Challenge:
Copy every line of the data exactly, leaving nothing out.

Supplied information:

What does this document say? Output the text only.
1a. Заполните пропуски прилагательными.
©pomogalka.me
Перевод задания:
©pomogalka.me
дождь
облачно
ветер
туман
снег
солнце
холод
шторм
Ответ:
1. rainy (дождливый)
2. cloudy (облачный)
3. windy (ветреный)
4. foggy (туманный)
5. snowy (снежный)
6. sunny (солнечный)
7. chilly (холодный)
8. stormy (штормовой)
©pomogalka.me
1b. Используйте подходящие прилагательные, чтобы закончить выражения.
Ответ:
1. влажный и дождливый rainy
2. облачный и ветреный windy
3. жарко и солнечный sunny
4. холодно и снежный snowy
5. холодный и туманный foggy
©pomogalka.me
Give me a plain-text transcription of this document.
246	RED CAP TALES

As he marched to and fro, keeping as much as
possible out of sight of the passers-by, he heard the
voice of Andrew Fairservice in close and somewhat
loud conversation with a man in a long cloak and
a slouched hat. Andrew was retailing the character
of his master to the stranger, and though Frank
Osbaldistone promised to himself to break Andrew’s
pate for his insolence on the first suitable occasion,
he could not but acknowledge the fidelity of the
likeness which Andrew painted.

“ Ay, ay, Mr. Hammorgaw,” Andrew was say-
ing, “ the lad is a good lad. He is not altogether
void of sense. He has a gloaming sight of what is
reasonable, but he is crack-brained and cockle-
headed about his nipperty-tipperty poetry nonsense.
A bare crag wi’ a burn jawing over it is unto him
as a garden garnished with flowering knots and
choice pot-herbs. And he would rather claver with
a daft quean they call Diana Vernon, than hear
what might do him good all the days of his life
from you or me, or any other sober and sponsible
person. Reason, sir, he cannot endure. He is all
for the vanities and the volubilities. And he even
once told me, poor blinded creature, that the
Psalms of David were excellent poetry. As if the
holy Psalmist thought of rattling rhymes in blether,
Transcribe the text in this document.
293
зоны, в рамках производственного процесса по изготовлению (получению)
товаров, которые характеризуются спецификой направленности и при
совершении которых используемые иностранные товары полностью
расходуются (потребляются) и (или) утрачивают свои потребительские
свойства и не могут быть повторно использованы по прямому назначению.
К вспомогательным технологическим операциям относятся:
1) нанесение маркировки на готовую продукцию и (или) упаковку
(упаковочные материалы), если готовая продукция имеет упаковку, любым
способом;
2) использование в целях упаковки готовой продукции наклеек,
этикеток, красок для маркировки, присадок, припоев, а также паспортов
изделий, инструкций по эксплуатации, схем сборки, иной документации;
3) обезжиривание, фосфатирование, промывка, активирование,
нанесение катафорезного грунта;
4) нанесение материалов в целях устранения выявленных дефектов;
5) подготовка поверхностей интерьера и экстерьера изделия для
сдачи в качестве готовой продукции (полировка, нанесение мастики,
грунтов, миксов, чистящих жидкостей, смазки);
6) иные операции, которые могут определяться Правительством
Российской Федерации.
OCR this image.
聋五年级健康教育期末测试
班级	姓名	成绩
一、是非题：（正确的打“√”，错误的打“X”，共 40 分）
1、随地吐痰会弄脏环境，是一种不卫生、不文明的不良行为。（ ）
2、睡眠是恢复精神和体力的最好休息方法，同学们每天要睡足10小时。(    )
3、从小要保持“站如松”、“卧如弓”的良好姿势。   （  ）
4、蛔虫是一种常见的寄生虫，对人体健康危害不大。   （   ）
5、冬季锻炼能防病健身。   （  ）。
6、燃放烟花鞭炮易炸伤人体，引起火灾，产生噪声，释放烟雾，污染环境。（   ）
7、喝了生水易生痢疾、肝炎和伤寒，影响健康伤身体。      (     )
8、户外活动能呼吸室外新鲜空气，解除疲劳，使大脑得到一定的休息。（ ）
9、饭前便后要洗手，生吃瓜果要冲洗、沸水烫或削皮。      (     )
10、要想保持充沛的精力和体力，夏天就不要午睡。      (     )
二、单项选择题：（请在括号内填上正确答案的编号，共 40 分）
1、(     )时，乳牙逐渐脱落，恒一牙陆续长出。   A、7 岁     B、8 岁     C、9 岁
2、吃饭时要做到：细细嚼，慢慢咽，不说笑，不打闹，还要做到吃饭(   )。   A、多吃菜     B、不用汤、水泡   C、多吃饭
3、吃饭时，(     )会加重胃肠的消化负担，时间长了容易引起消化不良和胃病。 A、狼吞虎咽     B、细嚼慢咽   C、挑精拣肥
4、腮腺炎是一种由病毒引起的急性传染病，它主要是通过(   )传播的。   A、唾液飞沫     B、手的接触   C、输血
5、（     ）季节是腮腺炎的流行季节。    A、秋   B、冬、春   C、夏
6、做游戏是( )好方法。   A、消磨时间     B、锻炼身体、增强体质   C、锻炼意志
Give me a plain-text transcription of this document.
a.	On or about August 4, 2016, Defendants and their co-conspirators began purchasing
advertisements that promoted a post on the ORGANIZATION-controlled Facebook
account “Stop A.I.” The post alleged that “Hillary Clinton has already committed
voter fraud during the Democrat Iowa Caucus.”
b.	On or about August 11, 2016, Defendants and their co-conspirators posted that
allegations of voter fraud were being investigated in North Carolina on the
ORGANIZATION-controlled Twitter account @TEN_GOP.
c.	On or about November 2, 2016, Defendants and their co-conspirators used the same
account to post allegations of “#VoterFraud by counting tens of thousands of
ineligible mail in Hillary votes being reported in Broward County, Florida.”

Solved problem:
What does this document say? Output the text only.
1a. Заполните пропуски прилагательными.
©pomogalka.me
Перевод задания:
©pomogalka.me
дождь
облачно
ветер
туман
снег
солнце
холод
шторм
Ответ:
1. rainy (дождливый)
2. cloudy (облачный)
3. windy (ветреный)
4. foggy (туманный)
5. snowy (снежный)
6. sunny (солнечный)
7. chilly (холодный)
8. stormy (штормовой)
©pomogalka.me
1b. Используйте подходящие прилагательные, чтобы закончить выражения.
Ответ:
1. влажный и дождливый rainy
2. облачный и ветреный windy
3. жарко и солнечный sunny
4. холодно и снежный snowy
5. холодный и туманный foggy
©pomogalka.me
Give me a plain-text transcription of this document.
246	RED CAP TALES

As he marched to and fro, keeping as much as
possible out of sight of the passers-by, he heard the
voice of Andrew Fairservice in close and somewhat
loud conversation with a man in a long cloak and
a slouched hat. Andrew was retailing the character
of his master to the stranger, and though Frank
Osbaldistone promised to himself to break Andrew’s
pate for his insolence on the first suitable occasion,
he could not but acknowledge the fidelity of the
likeness which Andrew painted.

“ Ay, ay, Mr. Hammorgaw,” Andrew was say-
ing, “ the lad is a good lad. He is not altogether
void of sense. He has a gloaming sight of what is
reasonable, but he is crack-brained and cockle-
headed about his nipperty-tipperty poetry nonsense.
A bare crag wi’ a burn jawing over it is unto him
as a garden garnished with flowering knots and
choice pot-herbs. And he would rather claver with
a daft quean they call Diana Vernon, than hear
what might do him good all the days of his life
from you or me, or any other sober and sponsible
person. Reason, sir, he cannot endure. He is all
for the vanities and the volubilities. And he even
once told me, poor blinded creature, that the
Psalms of David were excellent poetry. As if the
holy Psalmist thought of rattling rhymes in blether,
Transcribe the text in this document.
293
зоны, в рамках производственного процесса по изготовлению (получению)
товаров, которые характеризуются спецификой направленности и при
совершении которых используемые иностранные товары полностью
расходуются (потребляются) и (или) утрачивают свои потребительские
свойства и не могут быть повторно использованы по прямому назначению.
К вспомогательным технологическим операциям относятся:
1) нанесение маркировки на готовую продукцию и (или) упаковку
(упаковочные материалы), если готовая продукция имеет упаковку, любым
способом;
2) использование в целях упаковки готовой продукции наклеек,
этикеток, красок для маркировки, присадок, припоев, а также паспортов
изделий, инструкций по эксплуатации, схем сборки, иной документации;
3) обезжиривание, фосфатирование, промывка, активирование,
нанесение катафорезного грунта;
4) нанесение материалов в целях устранения выявленных дефектов;
5) подготовка поверхностей интерьера и экстерьера изделия для
сдачи в качестве готовой продукции (полировка, нанесение мастики,
грунтов, миксов, чистящих жидкостей, смазки);
6) иные операции, которые могут определяться Правительством
Российской Федерации.
OCR this image.
聋五年级健康教育期末测试
班级	姓名	成绩
一、是非题：（正确的打“√”，错误的打“X”，共 40 分）
1、随地吐痰会弄脏环境，是一种不卫生、不文明的不良行为。（ ）
2、睡眠是恢复精神和体力的最好休息方法，同学们每天要睡足10小时。(    )
3、从小要保持“站如松”、“卧如弓”的良好姿势。   （  ）
4、蛔虫是一种常见的寄生虫，对人体健康危害不大。   （   ）
5、冬季锻炼能防病健身。   （  ）。
6、燃放烟花鞭炮易炸伤人体，引起火灾，产生噪声，释放烟雾，污染环境。（   ）
7、喝了生水易生痢疾、肝炎和伤寒，影响健康伤身体。      (     )
8、户外活动能呼吸室外新鲜空气，解除疲劳，使大脑得到一定的休息。（ ）
9、饭前便后要洗手，生吃瓜果要冲洗、沸水烫或削皮。      (     )
10、要想保持充沛的精力和体力，夏天就不要午睡。      (     )
二、单项选择题：（请在括号内填上正确答案的编号，共 40 分）
1、(     )时，乳牙逐渐脱落，恒一牙陆续长出。   A、7 岁     B、8 岁     C、9 岁
2、吃饭时要做到：细细嚼，慢慢咽，不说笑，不打闹，还要做到吃饭(   )。   A、多吃菜     B、不用汤、水泡   C、多吃饭
3、吃饭时，(     )会加重胃肠的消化负担，时间长了容易引起消化不良和胃病。 A、狼吞虎咽     B、细嚼慢咽   C、挑精拣肥
4、腮腺炎是一种由病毒引起的急性传染病，它主要是通过(   )传播的。   A、唾液飞沫     B、手的接触   C、输血
5、（     ）季节是腮腺炎的流行季节。    A、秋   B、冬、春   C、夏
6、做游戏是( )好方法。   A、消磨时间     B、锻炼身体、增强体质   C、锻炼意志
Give me a plain-text transcription of this document.
a.	On or about August 4, 2016, Defendants and their co-conspirators began purchasing
advertisements that promoted a post on the ORGANIZATION-controlled Facebook
account “Stop A.I.” The post alleged that “Hillary Clinton has already committed
voter fraud during the Democrat Iowa Caucus.”
b.	On or about August 11, 2016, Defendants and their co-conspirators posted that
allegations of voter fraud were being investigated in North Carolina on the
ORGANIZATION-controlled Twitter account @TEN_GOP.
c.	On or about November 2, 2016, Defendants and their co-conspirators used the same
account to post allegations of “#VoterFraud by counting tens of thousands of
ineligible mail in Hillary votes being reported in Broward County, Florida.”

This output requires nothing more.